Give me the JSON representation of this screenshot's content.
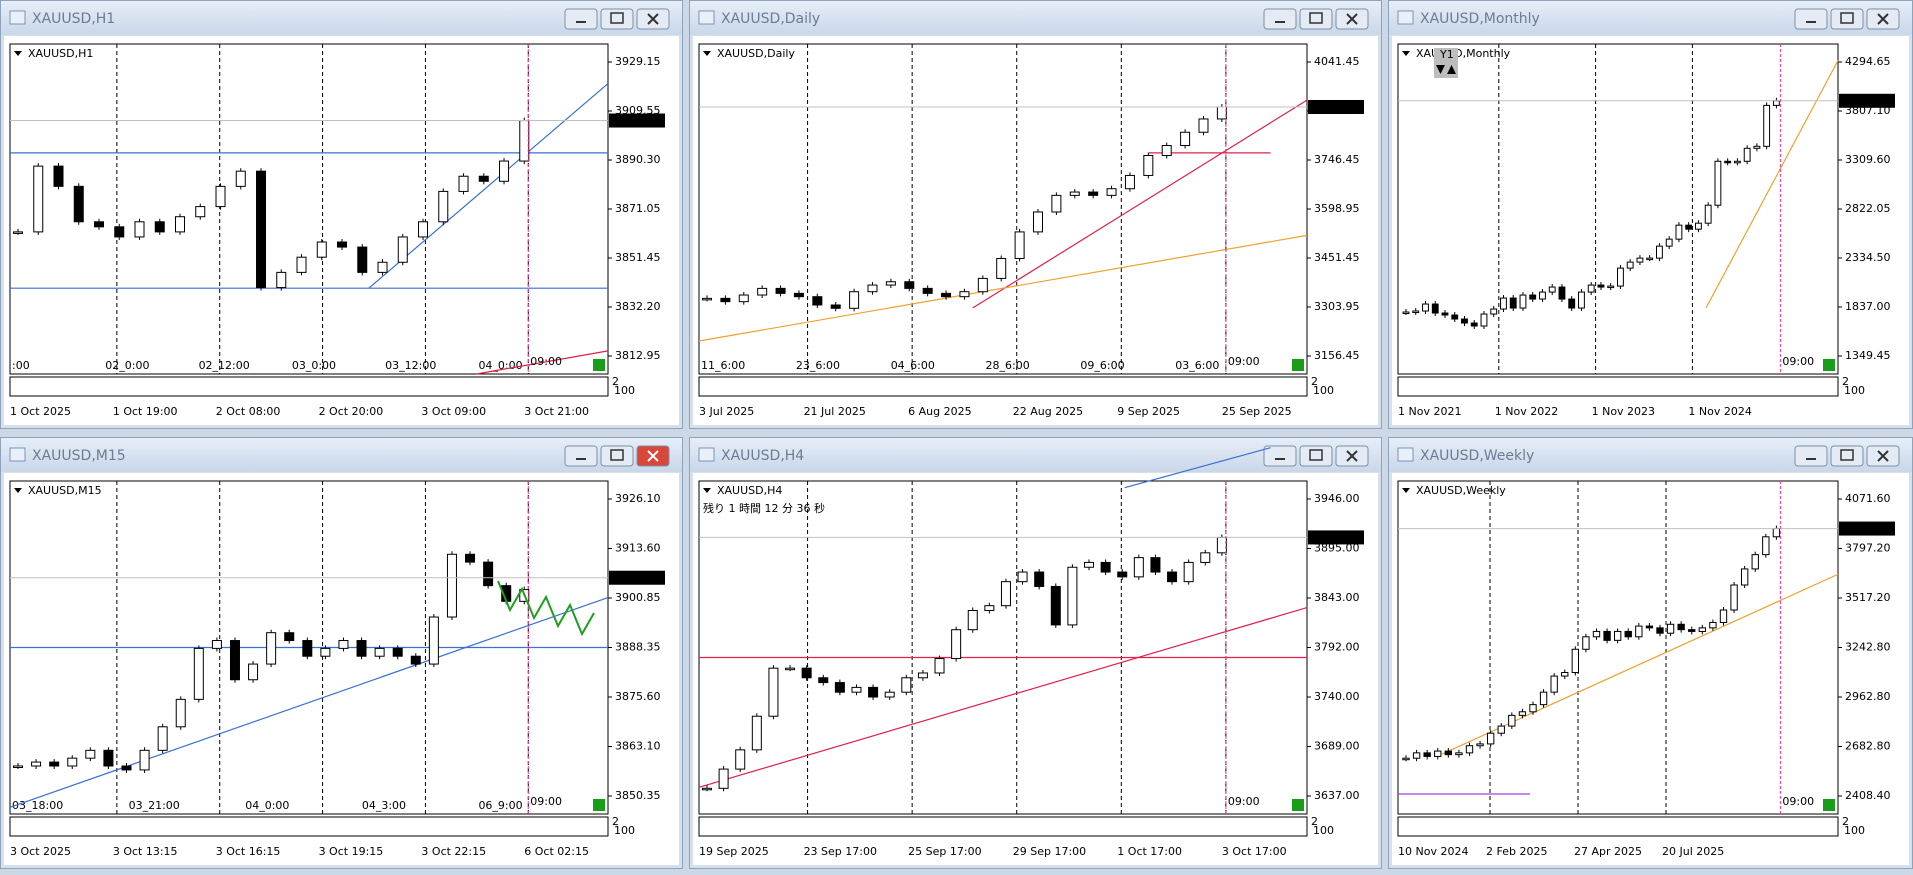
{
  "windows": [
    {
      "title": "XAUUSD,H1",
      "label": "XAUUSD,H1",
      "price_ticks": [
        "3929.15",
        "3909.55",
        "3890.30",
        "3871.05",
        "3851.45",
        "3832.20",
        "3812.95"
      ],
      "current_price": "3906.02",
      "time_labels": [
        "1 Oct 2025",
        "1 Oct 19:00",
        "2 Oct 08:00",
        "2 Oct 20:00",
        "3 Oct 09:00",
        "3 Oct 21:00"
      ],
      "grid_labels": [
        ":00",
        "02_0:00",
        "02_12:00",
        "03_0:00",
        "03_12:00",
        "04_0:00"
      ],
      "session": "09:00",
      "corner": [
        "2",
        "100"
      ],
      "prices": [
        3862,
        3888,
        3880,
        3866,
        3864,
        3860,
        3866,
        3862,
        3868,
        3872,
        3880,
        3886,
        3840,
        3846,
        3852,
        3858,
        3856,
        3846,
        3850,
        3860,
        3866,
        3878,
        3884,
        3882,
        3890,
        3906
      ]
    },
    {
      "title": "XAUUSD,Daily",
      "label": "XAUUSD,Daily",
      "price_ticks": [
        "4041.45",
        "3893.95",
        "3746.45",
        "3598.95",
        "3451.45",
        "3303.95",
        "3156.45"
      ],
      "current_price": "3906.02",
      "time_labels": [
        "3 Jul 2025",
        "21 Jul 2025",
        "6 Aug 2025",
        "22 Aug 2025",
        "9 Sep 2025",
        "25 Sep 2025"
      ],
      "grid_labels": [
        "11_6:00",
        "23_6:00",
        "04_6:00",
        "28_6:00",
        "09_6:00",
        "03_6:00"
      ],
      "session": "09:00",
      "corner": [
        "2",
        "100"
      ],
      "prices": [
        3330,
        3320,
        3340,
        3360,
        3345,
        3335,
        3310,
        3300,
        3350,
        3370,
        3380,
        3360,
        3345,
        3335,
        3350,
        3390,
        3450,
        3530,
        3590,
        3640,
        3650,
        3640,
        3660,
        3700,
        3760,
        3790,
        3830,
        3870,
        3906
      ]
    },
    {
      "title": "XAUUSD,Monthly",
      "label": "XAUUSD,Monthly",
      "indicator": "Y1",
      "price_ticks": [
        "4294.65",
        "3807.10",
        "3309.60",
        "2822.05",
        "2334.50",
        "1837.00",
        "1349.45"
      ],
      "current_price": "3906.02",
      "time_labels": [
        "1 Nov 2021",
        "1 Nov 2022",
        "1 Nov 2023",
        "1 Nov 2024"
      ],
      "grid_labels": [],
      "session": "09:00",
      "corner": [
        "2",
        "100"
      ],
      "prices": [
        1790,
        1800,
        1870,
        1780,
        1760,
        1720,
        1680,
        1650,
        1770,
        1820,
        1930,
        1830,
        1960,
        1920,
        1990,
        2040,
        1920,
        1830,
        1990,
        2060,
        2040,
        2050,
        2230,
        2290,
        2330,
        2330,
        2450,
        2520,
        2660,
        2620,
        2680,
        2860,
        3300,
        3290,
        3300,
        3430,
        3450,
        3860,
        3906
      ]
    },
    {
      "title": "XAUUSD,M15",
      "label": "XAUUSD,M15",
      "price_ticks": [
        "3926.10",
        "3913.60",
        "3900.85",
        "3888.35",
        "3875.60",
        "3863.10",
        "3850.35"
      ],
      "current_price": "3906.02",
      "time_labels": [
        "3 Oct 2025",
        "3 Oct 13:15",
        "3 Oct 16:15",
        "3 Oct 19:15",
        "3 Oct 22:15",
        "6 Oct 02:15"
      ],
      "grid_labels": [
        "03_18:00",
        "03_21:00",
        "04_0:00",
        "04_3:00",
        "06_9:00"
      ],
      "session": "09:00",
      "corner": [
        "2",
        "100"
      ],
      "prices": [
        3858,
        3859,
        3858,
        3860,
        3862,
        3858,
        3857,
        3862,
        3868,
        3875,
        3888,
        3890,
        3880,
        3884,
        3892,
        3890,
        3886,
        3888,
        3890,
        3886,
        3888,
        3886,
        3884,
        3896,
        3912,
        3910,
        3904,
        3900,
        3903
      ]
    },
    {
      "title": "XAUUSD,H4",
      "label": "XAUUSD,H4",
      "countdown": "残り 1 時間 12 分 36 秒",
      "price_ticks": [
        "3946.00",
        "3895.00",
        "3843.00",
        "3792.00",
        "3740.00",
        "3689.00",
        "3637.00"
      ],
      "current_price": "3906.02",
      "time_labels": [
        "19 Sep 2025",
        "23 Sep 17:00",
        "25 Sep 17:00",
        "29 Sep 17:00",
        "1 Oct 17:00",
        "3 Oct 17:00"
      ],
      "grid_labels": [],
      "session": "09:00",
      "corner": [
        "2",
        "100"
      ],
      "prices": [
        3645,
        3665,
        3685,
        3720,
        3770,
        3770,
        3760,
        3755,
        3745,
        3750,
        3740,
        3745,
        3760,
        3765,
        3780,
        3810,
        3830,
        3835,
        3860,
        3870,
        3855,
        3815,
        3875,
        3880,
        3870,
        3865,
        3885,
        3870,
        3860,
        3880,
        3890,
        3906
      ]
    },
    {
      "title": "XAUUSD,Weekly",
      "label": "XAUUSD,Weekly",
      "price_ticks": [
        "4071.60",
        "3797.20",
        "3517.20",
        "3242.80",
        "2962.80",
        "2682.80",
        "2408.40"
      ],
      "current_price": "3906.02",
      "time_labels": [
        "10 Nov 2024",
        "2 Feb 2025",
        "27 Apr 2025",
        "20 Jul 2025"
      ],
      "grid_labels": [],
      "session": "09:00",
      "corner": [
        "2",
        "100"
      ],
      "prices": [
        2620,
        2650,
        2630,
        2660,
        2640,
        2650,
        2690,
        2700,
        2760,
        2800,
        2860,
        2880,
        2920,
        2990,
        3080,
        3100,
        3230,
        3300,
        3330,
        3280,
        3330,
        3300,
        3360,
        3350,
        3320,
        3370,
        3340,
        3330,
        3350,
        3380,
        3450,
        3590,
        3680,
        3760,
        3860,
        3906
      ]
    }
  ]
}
════════════════════
Extract all the entries word for word; omit any pictures.

Give me the JSON representation of this screenshot's content.
{
  "windows": [
    {
      "title": "XAUUSD,H1",
      "label": "XAUUSD,H1",
      "price_ticks": [
        "3929.15",
        "3909.55",
        "3890.30",
        "3871.05",
        "3851.45",
        "3832.20",
        "3812.95"
      ],
      "current_price": "3906.02",
      "time_labels": [
        "1 Oct 2025",
        "1 Oct 19:00",
        "2 Oct 08:00",
        "2 Oct 20:00",
        "3 Oct 09:00",
        "3 Oct 21:00"
      ],
      "grid_labels": [
        ":00",
        "02_0:00",
        "02_12:00",
        "03_0:00",
        "03_12:00",
        "04_0:00"
      ],
      "session": "09:00",
      "corner": [
        "2",
        "100"
      ],
      "prices": [
        3862,
        3888,
        3880,
        3866,
        3864,
        3860,
        3866,
        3862,
        3868,
        3872,
        3880,
        3886,
        3840,
        3846,
        3852,
        3858,
        3856,
        3846,
        3850,
        3860,
        3866,
        3878,
        3884,
        3882,
        3890,
        3906
      ]
    },
    {
      "title": "XAUUSD,Daily",
      "label": "XAUUSD,Daily",
      "price_ticks": [
        "4041.45",
        "3893.95",
        "3746.45",
        "3598.95",
        "3451.45",
        "3303.95",
        "3156.45"
      ],
      "current_price": "3906.02",
      "time_labels": [
        "3 Jul 2025",
        "21 Jul 2025",
        "6 Aug 2025",
        "22 Aug 2025",
        "9 Sep 2025",
        "25 Sep 2025"
      ],
      "grid_labels": [
        "11_6:00",
        "23_6:00",
        "04_6:00",
        "28_6:00",
        "09_6:00",
        "03_6:00"
      ],
      "session": "09:00",
      "corner": [
        "2",
        "100"
      ],
      "prices": [
        3330,
        3320,
        3340,
        3360,
        3345,
        3335,
        3310,
        3300,
        3350,
        3370,
        3380,
        3360,
        3345,
        3335,
        3350,
        3390,
        3450,
        3530,
        3590,
        3640,
        3650,
        3640,
        3660,
        3700,
        3760,
        3790,
        3830,
        3870,
        3906
      ]
    },
    {
      "title": "XAUUSD,Monthly",
      "label": "XAUUSD,Monthly",
      "indicator": "Y1",
      "price_ticks": [
        "4294.65",
        "3807.10",
        "3309.60",
        "2822.05",
        "2334.50",
        "1837.00",
        "1349.45"
      ],
      "current_price": "3906.02",
      "time_labels": [
        "1 Nov 2021",
        "1 Nov 2022",
        "1 Nov 2023",
        "1 Nov 2024"
      ],
      "grid_labels": [],
      "session": "09:00",
      "corner": [
        "2",
        "100"
      ],
      "prices": [
        1790,
        1800,
        1870,
        1780,
        1760,
        1720,
        1680,
        1650,
        1770,
        1820,
        1930,
        1830,
        1960,
        1920,
        1990,
        2040,
        1920,
        1830,
        1990,
        2060,
        2040,
        2050,
        2230,
        2290,
        2330,
        2330,
        2450,
        2520,
        2660,
        2620,
        2680,
        2860,
        3300,
        3290,
        3300,
        3430,
        3450,
        3860,
        3906
      ]
    },
    {
      "title": "XAUUSD,M15",
      "label": "XAUUSD,M15",
      "price_ticks": [
        "3926.10",
        "3913.60",
        "3900.85",
        "3888.35",
        "3875.60",
        "3863.10",
        "3850.35"
      ],
      "current_price": "3906.02",
      "time_labels": [
        "3 Oct 2025",
        "3 Oct 13:15",
        "3 Oct 16:15",
        "3 Oct 19:15",
        "3 Oct 22:15",
        "6 Oct 02:15"
      ],
      "grid_labels": [
        "03_18:00",
        "03_21:00",
        "04_0:00",
        "04_3:00",
        "06_9:00"
      ],
      "session": "09:00",
      "corner": [
        "2",
        "100"
      ],
      "prices": [
        3858,
        3859,
        3858,
        3860,
        3862,
        3858,
        3857,
        3862,
        3868,
        3875,
        3888,
        3890,
        3880,
        3884,
        3892,
        3890,
        3886,
        3888,
        3890,
        3886,
        3888,
        3886,
        3884,
        3896,
        3912,
        3910,
        3904,
        3900,
        3903
      ]
    },
    {
      "title": "XAUUSD,H4",
      "label": "XAUUSD,H4",
      "countdown": "残り 1 時間 12 分 36 秒",
      "price_ticks": [
        "3946.00",
        "3895.00",
        "3843.00",
        "3792.00",
        "3740.00",
        "3689.00",
        "3637.00"
      ],
      "current_price": "3906.02",
      "time_labels": [
        "19 Sep 2025",
        "23 Sep 17:00",
        "25 Sep 17:00",
        "29 Sep 17:00",
        "1 Oct 17:00",
        "3 Oct 17:00"
      ],
      "grid_labels": [],
      "session": "09:00",
      "corner": [
        "2",
        "100"
      ],
      "prices": [
        3645,
        3665,
        3685,
        3720,
        3770,
        3770,
        3760,
        3755,
        3745,
        3750,
        3740,
        3745,
        3760,
        3765,
        3780,
        3810,
        3830,
        3835,
        3860,
        3870,
        3855,
        3815,
        3875,
        3880,
        3870,
        3865,
        3885,
        3870,
        3860,
        3880,
        3890,
        3906
      ]
    },
    {
      "title": "XAUUSD,Weekly",
      "label": "XAUUSD,Weekly",
      "price_ticks": [
        "4071.60",
        "3797.20",
        "3517.20",
        "3242.80",
        "2962.80",
        "2682.80",
        "2408.40"
      ],
      "current_price": "3906.02",
      "time_labels": [
        "10 Nov 2024",
        "2 Feb 2025",
        "27 Apr 2025",
        "20 Jul 2025"
      ],
      "grid_labels": [],
      "session": "09:00",
      "corner": [
        "2",
        "100"
      ],
      "prices": [
        2620,
        2650,
        2630,
        2660,
        2640,
        2650,
        2690,
        2700,
        2760,
        2800,
        2860,
        2880,
        2920,
        2990,
        3080,
        3100,
        3230,
        3300,
        3330,
        3280,
        3330,
        3300,
        3360,
        3350,
        3320,
        3370,
        3340,
        3330,
        3350,
        3380,
        3450,
        3590,
        3680,
        3760,
        3860,
        3906
      ]
    }
  ]
}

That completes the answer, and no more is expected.